● **The request**
Convert the entries from the start through the line containing "subject-value: Aclaracion sobre", inclusive, into a numbered list, omitting any blank lines.

● **Working data**
###

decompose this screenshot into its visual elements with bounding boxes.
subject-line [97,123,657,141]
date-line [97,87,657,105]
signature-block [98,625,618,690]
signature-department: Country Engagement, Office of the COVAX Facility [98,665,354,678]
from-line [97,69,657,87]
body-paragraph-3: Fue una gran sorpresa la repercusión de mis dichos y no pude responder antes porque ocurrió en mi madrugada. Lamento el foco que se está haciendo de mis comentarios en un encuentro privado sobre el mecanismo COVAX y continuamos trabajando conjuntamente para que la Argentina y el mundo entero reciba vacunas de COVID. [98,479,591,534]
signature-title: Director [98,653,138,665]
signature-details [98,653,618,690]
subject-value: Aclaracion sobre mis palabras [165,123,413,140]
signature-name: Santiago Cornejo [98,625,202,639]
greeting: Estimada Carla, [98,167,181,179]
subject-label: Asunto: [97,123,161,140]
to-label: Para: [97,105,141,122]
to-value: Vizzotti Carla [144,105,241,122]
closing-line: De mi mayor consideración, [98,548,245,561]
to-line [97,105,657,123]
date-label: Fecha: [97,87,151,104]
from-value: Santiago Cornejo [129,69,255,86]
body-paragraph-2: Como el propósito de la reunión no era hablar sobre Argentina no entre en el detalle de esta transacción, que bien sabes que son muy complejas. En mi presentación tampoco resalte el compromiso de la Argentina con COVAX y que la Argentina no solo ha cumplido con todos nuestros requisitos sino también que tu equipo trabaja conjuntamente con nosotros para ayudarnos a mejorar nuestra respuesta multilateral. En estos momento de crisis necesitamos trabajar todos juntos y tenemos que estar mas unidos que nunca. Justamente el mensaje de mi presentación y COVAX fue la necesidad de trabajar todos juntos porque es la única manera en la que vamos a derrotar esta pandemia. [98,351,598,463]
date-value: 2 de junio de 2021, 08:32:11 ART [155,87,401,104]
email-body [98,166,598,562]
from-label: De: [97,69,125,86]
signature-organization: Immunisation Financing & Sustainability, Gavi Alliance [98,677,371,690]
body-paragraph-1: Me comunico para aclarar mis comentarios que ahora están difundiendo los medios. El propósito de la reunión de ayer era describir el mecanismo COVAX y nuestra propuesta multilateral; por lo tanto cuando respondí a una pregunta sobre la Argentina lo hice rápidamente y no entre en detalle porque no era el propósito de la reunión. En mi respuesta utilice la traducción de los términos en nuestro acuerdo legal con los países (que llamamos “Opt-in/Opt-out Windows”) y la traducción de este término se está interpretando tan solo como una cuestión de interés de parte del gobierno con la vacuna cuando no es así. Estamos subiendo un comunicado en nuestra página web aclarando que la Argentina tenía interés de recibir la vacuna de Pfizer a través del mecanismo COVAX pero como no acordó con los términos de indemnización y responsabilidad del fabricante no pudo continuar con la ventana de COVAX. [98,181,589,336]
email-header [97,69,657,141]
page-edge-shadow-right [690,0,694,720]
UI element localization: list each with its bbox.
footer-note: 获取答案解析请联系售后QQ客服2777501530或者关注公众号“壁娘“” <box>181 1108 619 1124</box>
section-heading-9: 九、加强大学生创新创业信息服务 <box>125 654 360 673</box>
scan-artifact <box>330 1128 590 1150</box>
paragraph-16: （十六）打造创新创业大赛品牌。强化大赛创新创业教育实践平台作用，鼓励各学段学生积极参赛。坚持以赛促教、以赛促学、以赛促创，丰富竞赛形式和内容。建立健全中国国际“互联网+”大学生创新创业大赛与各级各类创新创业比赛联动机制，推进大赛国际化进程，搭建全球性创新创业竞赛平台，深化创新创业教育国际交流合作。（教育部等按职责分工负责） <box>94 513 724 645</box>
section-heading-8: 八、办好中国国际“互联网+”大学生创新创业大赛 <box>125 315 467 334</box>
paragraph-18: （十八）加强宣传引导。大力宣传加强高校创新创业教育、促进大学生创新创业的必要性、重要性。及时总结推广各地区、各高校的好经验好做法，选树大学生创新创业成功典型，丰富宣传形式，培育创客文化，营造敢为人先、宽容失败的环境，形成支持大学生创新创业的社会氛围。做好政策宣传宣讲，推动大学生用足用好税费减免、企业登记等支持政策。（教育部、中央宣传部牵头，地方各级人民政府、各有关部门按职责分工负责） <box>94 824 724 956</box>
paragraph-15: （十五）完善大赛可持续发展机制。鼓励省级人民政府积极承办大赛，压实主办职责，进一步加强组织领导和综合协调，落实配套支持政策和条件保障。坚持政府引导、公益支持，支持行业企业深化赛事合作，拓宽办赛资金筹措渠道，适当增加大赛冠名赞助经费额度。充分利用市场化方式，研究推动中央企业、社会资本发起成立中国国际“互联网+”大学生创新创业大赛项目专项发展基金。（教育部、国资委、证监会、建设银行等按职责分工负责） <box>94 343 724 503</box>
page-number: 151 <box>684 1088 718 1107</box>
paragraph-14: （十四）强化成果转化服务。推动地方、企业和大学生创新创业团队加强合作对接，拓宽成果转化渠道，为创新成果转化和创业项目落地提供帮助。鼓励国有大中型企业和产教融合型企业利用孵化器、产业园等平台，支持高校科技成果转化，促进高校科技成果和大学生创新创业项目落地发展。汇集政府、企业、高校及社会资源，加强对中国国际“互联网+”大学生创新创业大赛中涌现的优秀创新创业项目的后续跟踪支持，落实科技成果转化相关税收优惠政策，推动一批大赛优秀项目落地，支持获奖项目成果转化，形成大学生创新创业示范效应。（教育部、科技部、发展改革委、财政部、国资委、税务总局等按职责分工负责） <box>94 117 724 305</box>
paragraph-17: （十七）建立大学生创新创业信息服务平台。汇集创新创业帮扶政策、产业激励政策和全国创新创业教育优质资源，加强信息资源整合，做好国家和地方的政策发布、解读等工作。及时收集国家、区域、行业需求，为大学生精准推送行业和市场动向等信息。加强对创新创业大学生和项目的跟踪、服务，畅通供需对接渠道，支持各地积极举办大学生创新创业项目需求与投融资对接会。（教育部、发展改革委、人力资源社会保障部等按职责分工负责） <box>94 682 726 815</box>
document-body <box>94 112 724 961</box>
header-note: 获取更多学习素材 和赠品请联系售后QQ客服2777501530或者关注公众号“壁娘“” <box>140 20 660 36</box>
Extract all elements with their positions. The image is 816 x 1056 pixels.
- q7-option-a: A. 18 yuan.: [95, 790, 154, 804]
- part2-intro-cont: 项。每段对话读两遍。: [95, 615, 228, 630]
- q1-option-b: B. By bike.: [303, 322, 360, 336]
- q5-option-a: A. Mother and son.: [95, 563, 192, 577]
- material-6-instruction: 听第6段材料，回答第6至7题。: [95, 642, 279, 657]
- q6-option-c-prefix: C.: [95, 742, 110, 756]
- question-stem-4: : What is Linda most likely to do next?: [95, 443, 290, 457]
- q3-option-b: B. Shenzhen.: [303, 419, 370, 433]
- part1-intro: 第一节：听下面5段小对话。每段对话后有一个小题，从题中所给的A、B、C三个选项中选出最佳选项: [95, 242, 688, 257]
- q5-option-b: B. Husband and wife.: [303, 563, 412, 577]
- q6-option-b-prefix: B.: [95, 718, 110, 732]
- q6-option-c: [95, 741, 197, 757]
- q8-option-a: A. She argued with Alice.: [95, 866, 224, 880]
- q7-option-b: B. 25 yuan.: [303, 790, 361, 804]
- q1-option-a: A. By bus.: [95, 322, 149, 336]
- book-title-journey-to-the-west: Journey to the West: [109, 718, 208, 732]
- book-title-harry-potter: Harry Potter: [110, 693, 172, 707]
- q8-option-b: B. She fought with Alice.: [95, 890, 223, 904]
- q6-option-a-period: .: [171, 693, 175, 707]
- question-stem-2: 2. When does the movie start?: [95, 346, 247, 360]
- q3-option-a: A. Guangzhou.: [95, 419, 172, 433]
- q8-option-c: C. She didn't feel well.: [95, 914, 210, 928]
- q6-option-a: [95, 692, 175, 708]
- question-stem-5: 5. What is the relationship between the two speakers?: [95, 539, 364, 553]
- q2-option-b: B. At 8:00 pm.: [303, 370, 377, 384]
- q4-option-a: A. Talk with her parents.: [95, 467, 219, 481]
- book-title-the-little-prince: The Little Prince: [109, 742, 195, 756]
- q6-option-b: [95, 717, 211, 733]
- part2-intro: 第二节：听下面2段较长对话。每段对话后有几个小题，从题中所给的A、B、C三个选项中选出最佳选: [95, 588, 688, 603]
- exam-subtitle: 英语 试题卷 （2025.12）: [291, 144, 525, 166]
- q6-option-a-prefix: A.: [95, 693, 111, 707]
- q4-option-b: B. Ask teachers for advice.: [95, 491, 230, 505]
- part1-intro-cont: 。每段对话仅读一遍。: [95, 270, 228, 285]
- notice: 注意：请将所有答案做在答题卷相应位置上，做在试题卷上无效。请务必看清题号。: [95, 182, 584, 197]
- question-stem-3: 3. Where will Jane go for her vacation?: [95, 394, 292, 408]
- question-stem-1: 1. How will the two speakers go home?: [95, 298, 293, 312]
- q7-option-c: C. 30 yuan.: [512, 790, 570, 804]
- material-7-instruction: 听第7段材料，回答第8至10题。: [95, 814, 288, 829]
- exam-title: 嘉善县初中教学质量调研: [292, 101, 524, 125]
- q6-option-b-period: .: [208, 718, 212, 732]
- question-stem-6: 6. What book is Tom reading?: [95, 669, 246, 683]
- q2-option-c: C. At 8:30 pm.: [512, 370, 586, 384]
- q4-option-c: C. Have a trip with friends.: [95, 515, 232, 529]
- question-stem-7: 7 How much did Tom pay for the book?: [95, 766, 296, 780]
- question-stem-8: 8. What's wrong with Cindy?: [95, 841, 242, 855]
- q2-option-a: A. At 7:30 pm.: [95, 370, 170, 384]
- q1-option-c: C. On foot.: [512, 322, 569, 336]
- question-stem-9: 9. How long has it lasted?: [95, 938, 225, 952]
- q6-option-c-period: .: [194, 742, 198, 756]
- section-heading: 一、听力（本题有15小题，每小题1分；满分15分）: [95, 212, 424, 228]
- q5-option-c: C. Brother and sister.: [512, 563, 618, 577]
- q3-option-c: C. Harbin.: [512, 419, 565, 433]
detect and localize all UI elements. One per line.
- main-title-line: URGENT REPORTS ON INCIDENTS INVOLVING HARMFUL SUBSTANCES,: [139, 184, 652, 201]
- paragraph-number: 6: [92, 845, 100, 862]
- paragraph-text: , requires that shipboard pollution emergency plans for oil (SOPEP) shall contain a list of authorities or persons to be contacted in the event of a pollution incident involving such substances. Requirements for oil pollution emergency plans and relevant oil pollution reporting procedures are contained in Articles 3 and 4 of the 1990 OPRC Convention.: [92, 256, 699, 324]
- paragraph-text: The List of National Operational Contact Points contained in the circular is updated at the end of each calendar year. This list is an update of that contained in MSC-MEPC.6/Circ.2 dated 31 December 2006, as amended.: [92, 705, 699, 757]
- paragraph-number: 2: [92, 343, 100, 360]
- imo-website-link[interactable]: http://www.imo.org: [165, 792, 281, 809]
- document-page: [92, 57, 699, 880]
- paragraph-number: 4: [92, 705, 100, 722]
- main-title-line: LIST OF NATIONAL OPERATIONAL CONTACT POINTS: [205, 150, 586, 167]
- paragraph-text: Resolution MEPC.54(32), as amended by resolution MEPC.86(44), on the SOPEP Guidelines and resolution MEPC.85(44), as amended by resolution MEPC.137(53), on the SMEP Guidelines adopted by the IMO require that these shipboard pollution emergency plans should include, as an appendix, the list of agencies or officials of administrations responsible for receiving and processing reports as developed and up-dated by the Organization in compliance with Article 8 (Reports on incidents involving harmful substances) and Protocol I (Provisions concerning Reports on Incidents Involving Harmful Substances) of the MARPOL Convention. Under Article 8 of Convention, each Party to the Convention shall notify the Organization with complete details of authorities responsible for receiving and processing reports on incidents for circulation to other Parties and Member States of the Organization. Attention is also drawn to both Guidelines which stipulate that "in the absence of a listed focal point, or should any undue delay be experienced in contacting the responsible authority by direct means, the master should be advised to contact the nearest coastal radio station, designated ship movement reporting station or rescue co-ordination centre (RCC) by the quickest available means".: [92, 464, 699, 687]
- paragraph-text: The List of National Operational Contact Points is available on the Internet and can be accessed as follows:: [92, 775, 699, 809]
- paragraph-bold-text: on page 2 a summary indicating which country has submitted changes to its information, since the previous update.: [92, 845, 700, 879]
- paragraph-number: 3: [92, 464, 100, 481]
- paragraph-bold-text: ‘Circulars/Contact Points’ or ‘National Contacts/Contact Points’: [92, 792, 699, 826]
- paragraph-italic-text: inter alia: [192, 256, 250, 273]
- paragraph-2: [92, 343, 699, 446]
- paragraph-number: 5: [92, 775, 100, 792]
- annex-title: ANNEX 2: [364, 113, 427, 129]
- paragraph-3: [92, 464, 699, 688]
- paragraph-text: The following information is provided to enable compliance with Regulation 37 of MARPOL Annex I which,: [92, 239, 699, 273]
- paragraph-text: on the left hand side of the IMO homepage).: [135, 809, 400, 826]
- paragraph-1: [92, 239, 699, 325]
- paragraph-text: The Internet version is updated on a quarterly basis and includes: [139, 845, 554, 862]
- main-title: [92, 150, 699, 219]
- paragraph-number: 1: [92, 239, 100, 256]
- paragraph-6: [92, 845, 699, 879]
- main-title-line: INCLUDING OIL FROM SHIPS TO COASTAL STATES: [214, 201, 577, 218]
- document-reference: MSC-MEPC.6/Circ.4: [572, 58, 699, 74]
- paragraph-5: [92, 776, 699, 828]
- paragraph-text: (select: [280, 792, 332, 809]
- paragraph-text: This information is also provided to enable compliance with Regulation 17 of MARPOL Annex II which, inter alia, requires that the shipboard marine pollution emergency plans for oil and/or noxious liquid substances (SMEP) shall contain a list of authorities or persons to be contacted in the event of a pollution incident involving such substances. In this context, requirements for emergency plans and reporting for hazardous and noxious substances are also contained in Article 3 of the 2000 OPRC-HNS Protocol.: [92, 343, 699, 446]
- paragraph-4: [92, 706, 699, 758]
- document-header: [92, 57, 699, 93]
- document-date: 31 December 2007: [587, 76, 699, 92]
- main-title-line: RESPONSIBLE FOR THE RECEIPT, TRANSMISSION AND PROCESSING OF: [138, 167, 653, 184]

###

● **Answer to the task**
1. decompose this screenshot into its visual elements with bounding boxes.
2. subject-line [97,123,657,141]
3. date-line [97,87,657,105]
4. signature-block [98,625,618,690]
5. signature-department: Country Engagement, Office of the COVAX Facility [98,665,354,678]
6. from-line [97,69,657,87]
7. body-paragraph-3: Fue una gran sorpresa la repercusión de mis dichos y no pude responder antes porque ocurrió en mi madrugada. Lamento el foco que se está haciendo de mis comentarios en un encuentro privado sobre el mecanismo COVAX y continuamos trabajando conjuntamente para que la Argentina y el mundo entero reciba vacunas de COVID. [98,479,591,534]
8. signature-title: Director [98,653,138,665]
9. signature-details [98,653,618,690]
10. subject-value: Aclaracion sobre mis palabras [165,123,413,140]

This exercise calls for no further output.